■ Exercise
Below is some material; transcribe all of it exactly.

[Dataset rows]
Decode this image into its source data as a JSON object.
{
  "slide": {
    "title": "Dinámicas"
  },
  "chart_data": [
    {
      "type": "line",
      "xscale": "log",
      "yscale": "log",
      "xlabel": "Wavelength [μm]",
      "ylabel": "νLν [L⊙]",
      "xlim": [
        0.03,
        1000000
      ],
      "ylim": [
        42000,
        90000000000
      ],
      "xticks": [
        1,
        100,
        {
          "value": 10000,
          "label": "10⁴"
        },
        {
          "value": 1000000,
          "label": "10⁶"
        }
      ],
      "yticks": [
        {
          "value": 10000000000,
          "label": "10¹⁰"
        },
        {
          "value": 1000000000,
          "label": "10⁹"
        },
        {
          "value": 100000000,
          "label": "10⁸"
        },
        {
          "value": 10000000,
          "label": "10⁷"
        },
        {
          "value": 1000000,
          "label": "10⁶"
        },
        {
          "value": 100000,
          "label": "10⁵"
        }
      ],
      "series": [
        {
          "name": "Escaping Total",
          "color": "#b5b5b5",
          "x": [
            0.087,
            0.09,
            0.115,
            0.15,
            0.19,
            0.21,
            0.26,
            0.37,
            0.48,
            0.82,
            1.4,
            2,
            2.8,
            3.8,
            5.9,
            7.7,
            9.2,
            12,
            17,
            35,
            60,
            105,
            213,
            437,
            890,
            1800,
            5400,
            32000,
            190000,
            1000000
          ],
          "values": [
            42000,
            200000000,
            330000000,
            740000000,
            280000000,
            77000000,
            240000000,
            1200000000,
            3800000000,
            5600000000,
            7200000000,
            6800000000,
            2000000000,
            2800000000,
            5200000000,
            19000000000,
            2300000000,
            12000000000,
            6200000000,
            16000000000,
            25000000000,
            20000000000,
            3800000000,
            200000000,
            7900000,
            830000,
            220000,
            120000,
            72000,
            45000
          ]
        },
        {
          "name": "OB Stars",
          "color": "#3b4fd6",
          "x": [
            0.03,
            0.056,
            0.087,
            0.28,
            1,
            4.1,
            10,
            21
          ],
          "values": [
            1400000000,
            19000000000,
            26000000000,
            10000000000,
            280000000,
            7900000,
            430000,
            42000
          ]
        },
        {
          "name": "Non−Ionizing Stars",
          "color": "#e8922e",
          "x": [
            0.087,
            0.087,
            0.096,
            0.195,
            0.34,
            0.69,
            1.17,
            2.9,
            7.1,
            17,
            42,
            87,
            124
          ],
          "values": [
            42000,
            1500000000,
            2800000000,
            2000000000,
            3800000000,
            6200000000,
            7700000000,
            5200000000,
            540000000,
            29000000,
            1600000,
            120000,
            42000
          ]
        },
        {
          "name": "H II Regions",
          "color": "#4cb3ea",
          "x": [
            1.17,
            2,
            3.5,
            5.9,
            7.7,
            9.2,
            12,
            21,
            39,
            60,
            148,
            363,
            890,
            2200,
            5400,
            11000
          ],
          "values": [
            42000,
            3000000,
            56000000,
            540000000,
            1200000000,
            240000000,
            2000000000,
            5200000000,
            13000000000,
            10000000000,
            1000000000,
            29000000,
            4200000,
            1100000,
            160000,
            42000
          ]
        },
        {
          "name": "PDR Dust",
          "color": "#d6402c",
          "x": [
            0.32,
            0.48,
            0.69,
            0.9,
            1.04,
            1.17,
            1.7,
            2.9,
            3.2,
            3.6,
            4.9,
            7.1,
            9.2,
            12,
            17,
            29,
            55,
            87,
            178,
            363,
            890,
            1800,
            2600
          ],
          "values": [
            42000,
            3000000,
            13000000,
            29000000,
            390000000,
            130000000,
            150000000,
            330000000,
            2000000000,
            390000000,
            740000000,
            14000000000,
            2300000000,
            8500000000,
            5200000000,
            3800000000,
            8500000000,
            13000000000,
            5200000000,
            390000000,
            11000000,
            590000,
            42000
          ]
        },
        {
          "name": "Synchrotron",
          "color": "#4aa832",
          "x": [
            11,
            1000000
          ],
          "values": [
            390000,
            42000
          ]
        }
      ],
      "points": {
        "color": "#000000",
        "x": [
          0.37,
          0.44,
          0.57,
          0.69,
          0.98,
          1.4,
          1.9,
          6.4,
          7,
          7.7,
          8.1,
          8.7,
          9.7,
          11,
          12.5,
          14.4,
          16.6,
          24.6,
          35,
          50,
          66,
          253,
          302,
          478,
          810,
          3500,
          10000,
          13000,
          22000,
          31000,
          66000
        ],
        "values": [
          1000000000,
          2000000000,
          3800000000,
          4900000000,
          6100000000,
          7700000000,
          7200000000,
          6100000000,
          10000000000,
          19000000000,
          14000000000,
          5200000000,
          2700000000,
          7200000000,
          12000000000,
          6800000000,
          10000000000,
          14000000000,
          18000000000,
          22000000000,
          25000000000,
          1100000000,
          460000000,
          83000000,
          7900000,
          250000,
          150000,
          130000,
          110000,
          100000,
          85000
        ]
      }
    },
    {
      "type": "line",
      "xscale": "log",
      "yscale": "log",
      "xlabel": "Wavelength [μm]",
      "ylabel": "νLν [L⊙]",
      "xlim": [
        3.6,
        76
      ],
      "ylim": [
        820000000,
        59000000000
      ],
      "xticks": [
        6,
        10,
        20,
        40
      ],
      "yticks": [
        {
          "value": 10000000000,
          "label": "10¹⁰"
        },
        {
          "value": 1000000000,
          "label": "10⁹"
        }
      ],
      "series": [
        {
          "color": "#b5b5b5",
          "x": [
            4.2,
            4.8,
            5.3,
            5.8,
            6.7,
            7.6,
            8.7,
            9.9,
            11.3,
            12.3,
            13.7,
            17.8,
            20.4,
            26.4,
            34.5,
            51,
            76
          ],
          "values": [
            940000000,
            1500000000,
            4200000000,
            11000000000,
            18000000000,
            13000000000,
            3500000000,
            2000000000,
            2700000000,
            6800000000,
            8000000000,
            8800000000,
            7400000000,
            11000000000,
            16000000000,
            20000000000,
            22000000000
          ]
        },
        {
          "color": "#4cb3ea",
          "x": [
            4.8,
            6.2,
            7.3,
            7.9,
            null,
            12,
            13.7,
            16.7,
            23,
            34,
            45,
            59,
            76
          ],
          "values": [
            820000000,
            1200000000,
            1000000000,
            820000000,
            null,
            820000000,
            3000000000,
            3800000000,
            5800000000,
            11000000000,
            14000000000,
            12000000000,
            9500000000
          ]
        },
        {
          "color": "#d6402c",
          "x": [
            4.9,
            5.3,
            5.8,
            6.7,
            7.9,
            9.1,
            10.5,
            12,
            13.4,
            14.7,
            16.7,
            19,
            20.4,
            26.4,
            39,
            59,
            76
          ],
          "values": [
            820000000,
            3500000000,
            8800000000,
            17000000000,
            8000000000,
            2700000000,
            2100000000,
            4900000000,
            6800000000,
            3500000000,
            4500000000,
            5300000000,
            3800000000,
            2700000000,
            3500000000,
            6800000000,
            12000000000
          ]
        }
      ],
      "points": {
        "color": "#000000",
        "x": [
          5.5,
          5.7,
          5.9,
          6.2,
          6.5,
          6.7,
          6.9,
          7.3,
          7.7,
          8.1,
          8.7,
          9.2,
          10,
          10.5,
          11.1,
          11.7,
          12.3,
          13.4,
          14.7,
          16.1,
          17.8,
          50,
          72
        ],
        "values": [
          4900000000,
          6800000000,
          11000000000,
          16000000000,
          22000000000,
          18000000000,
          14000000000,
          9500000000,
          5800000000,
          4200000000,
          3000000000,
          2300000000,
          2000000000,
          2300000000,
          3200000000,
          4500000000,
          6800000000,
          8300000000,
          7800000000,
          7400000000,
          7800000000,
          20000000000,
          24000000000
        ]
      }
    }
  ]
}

■ Task answer
Decode this image into its source data as a JSON object.
{
  "slide": {
    "title": "Dinámicas"
  },
  "chart_data": [
    {
      "type": "line",
      "xscale": "log",
      "yscale": "log",
      "xlabel": "Wavelength [μm]",
      "ylabel": "νLν [L⊙]",
      "xlim": [
        0.03,
        1000000
      ],
      "ylim": [
        42000,
        90000000000
      ],
      "xticks": [
        1,
        100,
        {
          "value": 10000,
          "label": "10⁴"
        },
        {
          "value": 1000000,
          "label": "10⁶"
        }
      ],
      "yticks": [
        {
          "value": 10000000000,
          "label": "10¹⁰"
        },
        {
          "value": 1000000000,
          "label": "10⁹"
        },
        {
          "value": 100000000,
          "label": "10⁸"
        },
        {
          "value": 10000000,
          "label": "10⁷"
        },
        {
          "value": 1000000,
          "label": "10⁶"
        },
        {
          "value": 100000,
          "label": "10⁵"
        }
      ],
      "series": [
        {
          "name": "Escaping Total",
          "color": "#b5b5b5",
          "x": [
            0.087,
            0.09,
            0.115,
            0.15,
            0.19,
            0.21,
            0.26,
            0.37,
            0.48,
            0.82,
            1.4,
            2,
            2.8,
            3.8,
            5.9,
            7.7,
            9.2,
            12,
            17,
            35,
            60,
            105,
            213,
            437,
            890,
            1800,
            5400,
            32000,
            190000,
            1000000
          ],
          "values": [
            42000,
            200000000,
            330000000,
            740000000,
            280000000,
            77000000,
            240000000,
            1200000000,
            3800000000,
            5600000000,
            7200000000,
            6800000000,
            2000000000,
            2800000000,
            5200000000,
            19000000000,
            2300000000,
            12000000000,
            6200000000,
            16000000000,
            25000000000,
            20000000000,
            3800000000,
            200000000,
            7900000,
            830000,
            220000,
            120000,
            72000,
            45000
          ]
        },
        {
          "name": "OB Stars",
          "color": "#3b4fd6",
          "x": [
            0.03,
            0.056,
            0.087,
            0.28,
            1,
            4.1,
            10,
            21
          ],
          "values": [
            1400000000,
            19000000000,
            26000000000,
            10000000000,
            280000000,
            7900000,
            430000,
            42000
          ]
        },
        {
          "name": "Non−Ionizing Stars",
          "color": "#e8922e",
          "x": [
            0.087,
            0.087,
            0.096,
            0.195,
            0.34,
            0.69,
            1.17,
            2.9,
            7.1,
            17,
            42,
            87,
            124
          ],
          "values": [
            42000,
            1500000000,
            2800000000,
            2000000000,
            3800000000,
            6200000000,
            7700000000,
            5200000000,
            540000000,
            29000000,
            1600000,
            120000,
            42000
          ]
        },
        {
          "name": "H II Regions",
          "color": "#4cb3ea",
          "x": [
            1.17,
            2,
            3.5,
            5.9,
            7.7,
            9.2,
            12,
            21,
            39,
            60,
            148,
            363,
            890,
            2200,
            5400,
            11000
          ],
          "values": [
            42000,
            3000000,
            56000000,
            540000000,
            1200000000,
            240000000,
            2000000000,
            5200000000,
            13000000000,
            10000000000,
            1000000000,
            29000000,
            4200000,
            1100000,
            160000,
            42000
          ]
        },
        {
          "name": "PDR Dust",
          "color": "#d6402c",
          "x": [
            0.32,
            0.48,
            0.69,
            0.9,
            1.04,
            1.17,
            1.7,
            2.9,
            3.2,
            3.6,
            4.9,
            7.1,
            9.2,
            12,
            17,
            29,
            55,
            87,
            178,
            363,
            890,
            1800,
            2600
          ],
          "values": [
            42000,
            3000000,
            13000000,
            29000000,
            390000000,
            130000000,
            150000000,
            330000000,
            2000000000,
            390000000,
            740000000,
            14000000000,
            2300000000,
            8500000000,
            5200000000,
            3800000000,
            8500000000,
            13000000000,
            5200000000,
            390000000,
            11000000,
            590000,
            42000
          ]
        },
        {
          "name": "Synchrotron",
          "color": "#4aa832",
          "x": [
            11,
            1000000
          ],
          "values": [
            390000,
            42000
          ]
        }
      ],
      "points": {
        "color": "#000000",
        "x": [
          0.37,
          0.44,
          0.57,
          0.69,
          0.98,
          1.4,
          1.9,
          6.4,
          7,
          7.7,
          8.1,
          8.7,
          9.7,
          11,
          12.5,
          14.4,
          16.6,
          24.6,
          35,
          50,
          66,
          253,
          302,
          478,
          810,
          3500,
          10000,
          13000,
          22000,
          31000,
          66000
        ],
        "values": [
          1000000000,
          2000000000,
          3800000000,
          4900000000,
          6100000000,
          7700000000,
          7200000000,
          6100000000,
          10000000000,
          19000000000,
          14000000000,
          5200000000,
          2700000000,
          7200000000,
          12000000000,
          6800000000,
          10000000000,
          14000000000,
          18000000000,
          22000000000,
          25000000000,
          1100000000,
          460000000,
          83000000,
          7900000,
          250000,
          150000,
          130000,
          110000,
          100000,
          85000
        ]
      }
    },
    {
      "type": "line",
      "xscale": "log",
      "yscale": "log",
      "xlabel": "Wavelength [μm]",
      "ylabel": "νLν [L⊙]",
      "xlim": [
        3.6,
        76
      ],
      "ylim": [
        820000000,
        59000000000
      ],
      "xticks": [
        6,
        10,
        20,
        40
      ],
      "yticks": [
        {
          "value": 10000000000,
          "label": "10¹⁰"
        },
        {
          "value": 1000000000,
          "label": "10⁹"
        }
      ],
      "series": [
        {
          "color": "#b5b5b5",
          "x": [
            4.2,
            4.8,
            5.3,
            5.8,
            6.7,
            7.6,
            8.7,
            9.9,
            11.3,
            12.3,
            13.7,
            17.8,
            20.4,
            26.4,
            34.5,
            51,
            76
          ],
          "values": [
            940000000,
            1500000000,
            4200000000,
            11000000000,
            18000000000,
            13000000000,
            3500000000,
            2000000000,
            2700000000,
            6800000000,
            8000000000,
            8800000000,
            7400000000,
            11000000000,
            16000000000,
            20000000000,
            22000000000
          ]
        },
        {
          "color": "#4cb3ea",
          "x": [
            4.8,
            6.2,
            7.3,
            7.9,
            null,
            12,
            13.7,
            16.7,
            23,
            34,
            45,
            59,
            76
          ],
          "values": [
            820000000,
            1200000000,
            1000000000,
            820000000,
            null,
            820000000,
            3000000000,
            3800000000,
            5800000000,
            11000000000,
            14000000000,
            12000000000,
            9500000000
          ]
        },
        {
          "color": "#d6402c",
          "x": [
            4.9,
            5.3,
            5.8,
            6.7,
            7.9,
            9.1,
            10.5,
            12,
            13.4,
            14.7,
            16.7,
            19,
            20.4,
            26.4,
            39,
            59,
            76
          ],
          "values": [
            820000000,
            3500000000,
            8800000000,
            17000000000,
            8000000000,
            2700000000,
            2100000000,
            4900000000,
            6800000000,
            3500000000,
            4500000000,
            5300000000,
            3800000000,
            2700000000,
            3500000000,
            6800000000,
            12000000000
          ]
        }
      ],
      "points": {
        "color": "#000000",
        "x": [
          5.5,
          5.7,
          5.9,
          6.2,
          6.5,
          6.7,
          6.9,
          7.3,
          7.7,
          8.1,
          8.7,
          9.2,
          10,
          10.5,
          11.1,
          11.7,
          12.3,
          13.4,
          14.7,
          16.1,
          17.8,
          50,
          72
        ],
        "values": [
          4900000000,
          6800000000,
          11000000000,
          16000000000,
          22000000000,
          18000000000,
          14000000000,
          9500000000,
          5800000000,
          4200000000,
          3000000000,
          2300000000,
          2000000000,
          2300000000,
          3200000000,
          4500000000,
          6800000000,
          8300000000,
          7800000000,
          7400000000,
          7800000000,
          20000000000,
          24000000000
        ]
      }
    }
  ]
}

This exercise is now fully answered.